▸ **Prompt**:
Set down the material once more, exactly as it appears.
── Data provided
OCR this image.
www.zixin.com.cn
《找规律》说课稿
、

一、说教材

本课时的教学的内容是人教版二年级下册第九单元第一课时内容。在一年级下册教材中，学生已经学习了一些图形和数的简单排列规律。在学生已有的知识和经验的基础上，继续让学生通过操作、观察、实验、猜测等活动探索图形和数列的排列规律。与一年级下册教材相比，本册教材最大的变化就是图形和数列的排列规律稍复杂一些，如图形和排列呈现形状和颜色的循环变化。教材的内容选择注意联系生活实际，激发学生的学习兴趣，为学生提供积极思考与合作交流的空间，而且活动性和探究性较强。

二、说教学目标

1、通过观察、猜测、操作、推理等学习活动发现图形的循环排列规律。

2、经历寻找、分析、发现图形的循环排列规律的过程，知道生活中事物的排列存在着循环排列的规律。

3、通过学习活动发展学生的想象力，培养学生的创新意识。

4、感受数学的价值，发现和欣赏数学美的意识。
────
▸ **Answer to this task**:
OCR this image.
www.zixin.com.cn
《找规律》说课稿
、

一、说教材

本课时的教学的内容是人教版二年级下册第九单元第一课时内容。在一年级下册教材中，学生已经学习了一些图形和数的简单排列规律。在学生已有的知识和经验的基础上，继续让学生通过操作、观察、实验、猜测等活动探索图形和数列的排列规律。与一年级下册教材相比，本册教材最大的变化就是图形和数列的排列规律稍复杂一些，如图形和排列呈现形状和颜色的循环变化。教材的内容选择注意联系生活实际，激发学生的学习兴趣，为学生提供积极思考与合作交流的空间，而且活动性和探究性较强。

二、说教学目标

1、通过观察、猜测、操作、推理等学习活动发现图形的循环排列规律。

2、经历寻找、分析、发现图形的循环排列规律的过程，知道生活中事物的排列存在着循环排列的规律。

3、通过学习活动发展学生的想象力，培养学生的创新意识。

4、感受数学的价值，发现和欣赏数学美的意识。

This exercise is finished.